**Exercise description:**
Filter for the word "term" and keep each matching line.

**Data supplied:**
===============

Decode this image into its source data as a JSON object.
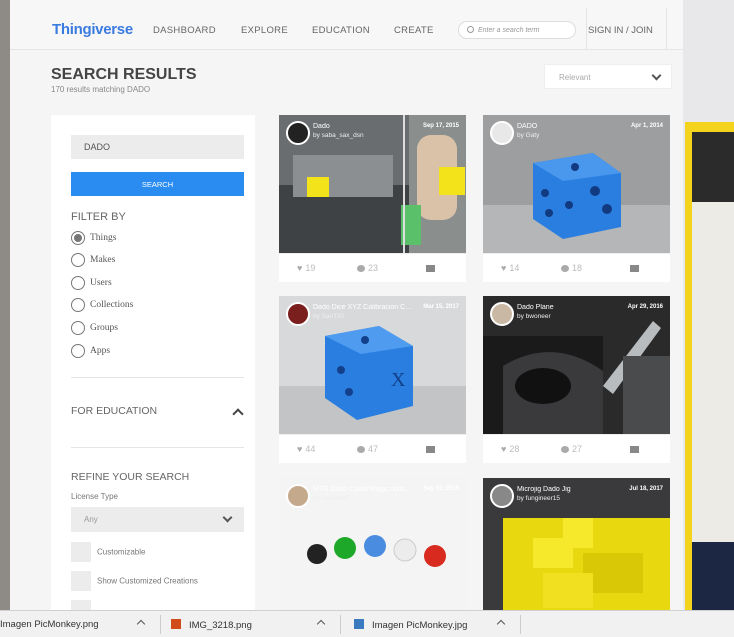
{
  "header": {
    "logo": "Thingiverse",
    "nav": [
      "DASHBOARD",
      "EXPLORE",
      "EDUCATION",
      "CREATE"
    ],
    "search_placeholder": "Enter a search term",
    "signin": "SIGN IN / JOIN"
  },
  "results": {
    "title": "SEARCH RESULTS",
    "subtitle": "170 results matching DADO",
    "sort": "Relevant"
  },
  "sidebar": {
    "term": "DADO",
    "search_button": "SEARCH",
    "filter_heading": "FILTER BY",
    "filters": [
      {
        "label": "Things",
        "selected": true
      },
      {
        "label": "Makes",
        "selected": false
      },
      {
        "label": "Users",
        "selected": false
      },
      {
        "label": "Collections",
        "selected": false
      },
      {
        "label": "Groups",
        "selected": false
      },
      {
        "label": "Apps",
        "selected": false
      }
    ],
    "education_heading": "FOR EDUCATION",
    "refine_heading": "REFINE YOUR SEARCH",
    "license_label": "License Type",
    "license_value": "Any",
    "checkboxes": [
      "Customizable",
      "Show Customized Creations"
    ]
  },
  "cards": [
    {
      "title": "Dado",
      "by": "by saba_sax_dsn",
      "date": "Sep 17, 2015",
      "likes": "19",
      "comments": "23"
    },
    {
      "title": "DADO",
      "by": "by Gaty",
      "date": "Apr 1, 2014",
      "likes": "14",
      "comments": "18"
    },
    {
      "title": "Dado Dice XYZ Calibracion C...",
      "by": "by SanT82",
      "date": "Mar 15, 2017",
      "likes": "44",
      "comments": "47"
    },
    {
      "title": "Dado Plane",
      "by": "by bwoneer",
      "date": "Apr 29, 2016",
      "likes": "28",
      "comments": "27"
    },
    {
      "title": "MTG Dado Carbs Magic cont...",
      "by": "by monoly60",
      "date": "Sep 10, 2015",
      "likes": "",
      "comments": ""
    },
    {
      "title": "Microjig Dado Jig",
      "by": "by fungineer15",
      "date": "Jul 18, 2017",
      "likes": "",
      "comments": ""
    }
  ],
  "downloads": [
    {
      "name": "Imagen PicMonkey.png"
    },
    {
      "name": "IMG_3218.png"
    },
    {
      "name": "Imagen PicMonkey.jpg"
    }
  ],
  "colors": {
    "accent": "#2a8cf0",
    "logo": "#3a7be0",
    "die_blue": "#2a7ee0",
    "die_yellow": "#f3e31a"
  }
}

===============

**Response to the task:**
    "search_placeholder": "Enter a search term",
    "term": "DADO",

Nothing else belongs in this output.